Images do not belong in the copy. Retype all the entries below exactly.

** Begin **

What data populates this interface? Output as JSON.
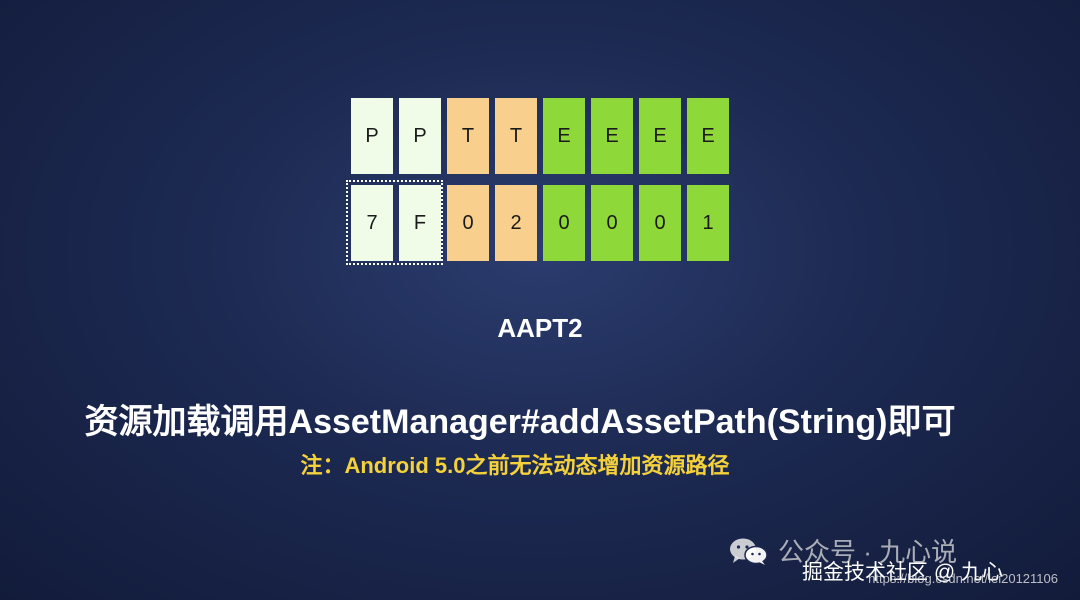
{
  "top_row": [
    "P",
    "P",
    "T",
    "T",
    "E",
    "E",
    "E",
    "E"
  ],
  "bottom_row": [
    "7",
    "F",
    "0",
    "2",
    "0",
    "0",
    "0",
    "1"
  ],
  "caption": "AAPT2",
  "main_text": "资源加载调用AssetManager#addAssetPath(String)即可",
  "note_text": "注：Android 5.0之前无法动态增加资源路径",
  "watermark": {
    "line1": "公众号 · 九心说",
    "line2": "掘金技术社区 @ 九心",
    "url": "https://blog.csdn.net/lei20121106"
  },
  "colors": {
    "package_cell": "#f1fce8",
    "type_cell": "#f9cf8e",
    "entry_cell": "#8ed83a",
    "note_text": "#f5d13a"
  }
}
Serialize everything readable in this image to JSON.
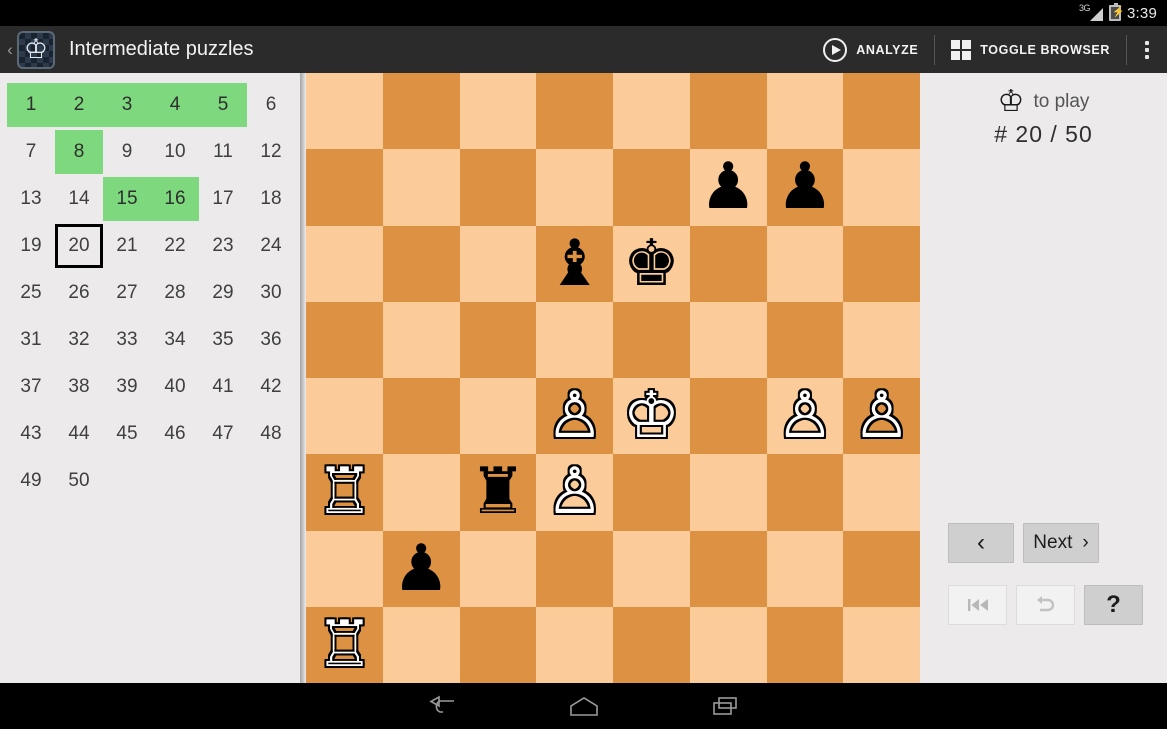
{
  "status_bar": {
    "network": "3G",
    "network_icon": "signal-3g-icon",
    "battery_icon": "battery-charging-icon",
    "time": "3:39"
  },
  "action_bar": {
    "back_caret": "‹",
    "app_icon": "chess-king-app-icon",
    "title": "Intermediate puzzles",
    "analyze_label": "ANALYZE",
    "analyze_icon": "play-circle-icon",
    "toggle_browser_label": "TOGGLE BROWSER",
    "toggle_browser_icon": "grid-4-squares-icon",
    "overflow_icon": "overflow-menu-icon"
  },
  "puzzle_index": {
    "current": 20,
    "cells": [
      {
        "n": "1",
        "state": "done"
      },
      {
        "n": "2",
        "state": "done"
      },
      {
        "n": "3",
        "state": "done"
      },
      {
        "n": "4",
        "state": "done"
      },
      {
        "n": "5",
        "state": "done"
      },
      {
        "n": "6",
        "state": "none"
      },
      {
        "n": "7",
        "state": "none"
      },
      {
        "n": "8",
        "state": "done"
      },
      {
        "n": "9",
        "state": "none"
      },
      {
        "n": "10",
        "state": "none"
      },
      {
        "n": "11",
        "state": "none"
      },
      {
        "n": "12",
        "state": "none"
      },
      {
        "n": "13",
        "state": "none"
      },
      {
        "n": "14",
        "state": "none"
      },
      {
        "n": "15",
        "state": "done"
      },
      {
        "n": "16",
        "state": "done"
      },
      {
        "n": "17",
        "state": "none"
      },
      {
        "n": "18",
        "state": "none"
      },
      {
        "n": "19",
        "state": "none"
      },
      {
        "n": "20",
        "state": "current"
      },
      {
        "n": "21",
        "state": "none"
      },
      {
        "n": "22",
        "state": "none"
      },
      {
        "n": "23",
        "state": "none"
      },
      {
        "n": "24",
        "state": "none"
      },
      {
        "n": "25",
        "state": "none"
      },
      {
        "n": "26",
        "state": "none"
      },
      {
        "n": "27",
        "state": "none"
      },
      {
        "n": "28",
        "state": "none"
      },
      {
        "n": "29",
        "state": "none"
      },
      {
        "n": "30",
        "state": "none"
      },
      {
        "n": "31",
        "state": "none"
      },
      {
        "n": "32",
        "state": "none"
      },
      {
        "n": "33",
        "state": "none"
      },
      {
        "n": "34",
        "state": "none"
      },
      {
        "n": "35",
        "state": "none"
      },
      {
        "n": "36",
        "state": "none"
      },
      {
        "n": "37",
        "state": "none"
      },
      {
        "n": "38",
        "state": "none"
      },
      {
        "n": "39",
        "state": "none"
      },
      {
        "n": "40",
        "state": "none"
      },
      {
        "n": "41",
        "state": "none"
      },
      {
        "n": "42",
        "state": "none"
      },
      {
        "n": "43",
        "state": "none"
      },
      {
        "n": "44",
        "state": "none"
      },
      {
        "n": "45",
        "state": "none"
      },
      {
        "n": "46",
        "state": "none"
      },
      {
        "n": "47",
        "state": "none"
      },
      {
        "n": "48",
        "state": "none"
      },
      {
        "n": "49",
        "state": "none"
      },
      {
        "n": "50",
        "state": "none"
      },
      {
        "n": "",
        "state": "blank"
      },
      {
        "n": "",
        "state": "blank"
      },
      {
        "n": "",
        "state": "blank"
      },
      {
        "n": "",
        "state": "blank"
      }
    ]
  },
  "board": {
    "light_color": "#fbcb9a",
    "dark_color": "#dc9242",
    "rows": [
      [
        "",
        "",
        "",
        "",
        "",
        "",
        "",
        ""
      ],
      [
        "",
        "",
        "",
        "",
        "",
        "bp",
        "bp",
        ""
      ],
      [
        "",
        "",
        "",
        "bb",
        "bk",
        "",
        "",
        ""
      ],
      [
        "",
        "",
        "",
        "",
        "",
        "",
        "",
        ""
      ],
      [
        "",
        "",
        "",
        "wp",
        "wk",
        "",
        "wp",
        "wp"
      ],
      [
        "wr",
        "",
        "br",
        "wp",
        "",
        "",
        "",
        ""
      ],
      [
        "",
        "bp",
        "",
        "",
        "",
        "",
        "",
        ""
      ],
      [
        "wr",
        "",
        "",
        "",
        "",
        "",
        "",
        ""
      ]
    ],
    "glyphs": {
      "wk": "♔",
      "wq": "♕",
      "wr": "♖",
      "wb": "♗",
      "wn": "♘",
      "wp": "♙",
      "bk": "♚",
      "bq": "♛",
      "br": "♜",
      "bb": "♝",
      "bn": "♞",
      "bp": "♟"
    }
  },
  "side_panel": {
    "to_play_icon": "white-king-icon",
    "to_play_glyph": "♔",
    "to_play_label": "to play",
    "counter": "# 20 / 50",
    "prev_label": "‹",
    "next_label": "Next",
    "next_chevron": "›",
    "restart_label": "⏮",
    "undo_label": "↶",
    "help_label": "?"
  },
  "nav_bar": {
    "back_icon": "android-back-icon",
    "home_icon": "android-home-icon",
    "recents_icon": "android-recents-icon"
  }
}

** End **

RESULT FOR THIS TASK:
What data populates this interface? Output as JSON.
{
  "top_row": [
    "P",
    "P",
    "T",
    "T",
    "E",
    "E",
    "E",
    "E"
  ],
  "bottom_row": [
    "7",
    "F",
    "0",
    "2",
    "0",
    "0",
    "0",
    "1"
  ],
  "caption": "AAPT2",
  "main_text": "资源加载调用AssetManager#addAssetPath(String)即可",
  "note_text": "注：Android 5.0之前无法动态增加资源路径",
  "watermark": {
    "line1": "公众号 · 九心说",
    "line2": "掘金技术社区 @ 九心",
    "url": "https://blog.csdn.net/lei20121106"
  },
  "colors": {
    "package_cell": "#f1fce8",
    "type_cell": "#f9cf8e",
    "entry_cell": "#8ed83a",
    "note_text": "#f5d13a"
  }
}
Serialize everything readable in this image to JSON.
{
  "status_bar": {
    "network": "3G",
    "network_icon": "signal-3g-icon",
    "battery_icon": "battery-charging-icon",
    "time": "3:39"
  },
  "action_bar": {
    "back_caret": "‹",
    "app_icon": "chess-king-app-icon",
    "title": "Intermediate puzzles",
    "analyze_label": "ANALYZE",
    "analyze_icon": "play-circle-icon",
    "toggle_browser_label": "TOGGLE BROWSER",
    "toggle_browser_icon": "grid-4-squares-icon",
    "overflow_icon": "overflow-menu-icon"
  },
  "puzzle_index": {
    "current": 20,
    "cells": [
      {
        "n": "1",
        "state": "done"
      },
      {
        "n": "2",
        "state": "done"
      },
      {
        "n": "3",
        "state": "done"
      },
      {
        "n": "4",
        "state": "done"
      },
      {
        "n": "5",
        "state": "done"
      },
      {
        "n": "6",
        "state": "none"
      },
      {
        "n": "7",
        "state": "none"
      },
      {
        "n": "8",
        "state": "done"
      },
      {
        "n": "9",
        "state": "none"
      },
      {
        "n": "10",
        "state": "none"
      },
      {
        "n": "11",
        "state": "none"
      },
      {
        "n": "12",
        "state": "none"
      },
      {
        "n": "13",
        "state": "none"
      },
      {
        "n": "14",
        "state": "none"
      },
      {
        "n": "15",
        "state": "done"
      },
      {
        "n": "16",
        "state": "done"
      },
      {
        "n": "17",
        "state": "none"
      },
      {
        "n": "18",
        "state": "none"
      },
      {
        "n": "19",
        "state": "none"
      },
      {
        "n": "20",
        "state": "current"
      },
      {
        "n": "21",
        "state": "none"
      },
      {
        "n": "22",
        "state": "none"
      },
      {
        "n": "23",
        "state": "none"
      },
      {
        "n": "24",
        "state": "none"
      },
      {
        "n": "25",
        "state": "none"
      },
      {
        "n": "26",
        "state": "none"
      },
      {
        "n": "27",
        "state": "none"
      },
      {
        "n": "28",
        "state": "none"
      },
      {
        "n": "29",
        "state": "none"
      },
      {
        "n": "30",
        "state": "none"
      },
      {
        "n": "31",
        "state": "none"
      },
      {
        "n": "32",
        "state": "none"
      },
      {
        "n": "33",
        "state": "none"
      },
      {
        "n": "34",
        "state": "none"
      },
      {
        "n": "35",
        "state": "none"
      },
      {
        "n": "36",
        "state": "none"
      },
      {
        "n": "37",
        "state": "none"
      },
      {
        "n": "38",
        "state": "none"
      },
      {
        "n": "39",
        "state": "none"
      },
      {
        "n": "40",
        "state": "none"
      },
      {
        "n": "41",
        "state": "none"
      },
      {
        "n": "42",
        "state": "none"
      },
      {
        "n": "43",
        "state": "none"
      },
      {
        "n": "44",
        "state": "none"
      },
      {
        "n": "45",
        "state": "none"
      },
      {
        "n": "46",
        "state": "none"
      },
      {
        "n": "47",
        "state": "none"
      },
      {
        "n": "48",
        "state": "none"
      },
      {
        "n": "49",
        "state": "none"
      },
      {
        "n": "50",
        "state": "none"
      },
      {
        "n": "",
        "state": "blank"
      },
      {
        "n": "",
        "state": "blank"
      },
      {
        "n": "",
        "state": "blank"
      },
      {
        "n": "",
        "state": "blank"
      }
    ]
  },
  "board": {
    "light_color": "#fbcb9a",
    "dark_color": "#dc9242",
    "rows": [
      [
        "",
        "",
        "",
        "",
        "",
        "",
        "",
        ""
      ],
      [
        "",
        "",
        "",
        "",
        "",
        "bp",
        "bp",
        ""
      ],
      [
        "",
        "",
        "",
        "bb",
        "bk",
        "",
        "",
        ""
      ],
      [
        "",
        "",
        "",
        "",
        "",
        "",
        "",
        ""
      ],
      [
        "",
        "",
        "",
        "wp",
        "wk",
        "",
        "wp",
        "wp"
      ],
      [
        "wr",
        "",
        "br",
        "wp",
        "",
        "",
        "",
        ""
      ],
      [
        "",
        "bp",
        "",
        "",
        "",
        "",
        "",
        ""
      ],
      [
        "wr",
        "",
        "",
        "",
        "",
        "",
        "",
        ""
      ]
    ],
    "glyphs": {
      "wk": "♔",
      "wq": "♕",
      "wr": "♖",
      "wb": "♗",
      "wn": "♘",
      "wp": "♙",
      "bk": "♚",
      "bq": "♛",
      "br": "♜",
      "bb": "♝",
      "bn": "♞",
      "bp": "♟"
    }
  },
  "side_panel": {
    "to_play_icon": "white-king-icon",
    "to_play_glyph": "♔",
    "to_play_label": "to play",
    "counter": "# 20 / 50",
    "prev_label": "‹",
    "next_label": "Next",
    "next_chevron": "›",
    "restart_label": "⏮",
    "undo_label": "↶",
    "help_label": "?"
  },
  "nav_bar": {
    "back_icon": "android-back-icon",
    "home_icon": "android-home-icon",
    "recents_icon": "android-recents-icon"
  }
}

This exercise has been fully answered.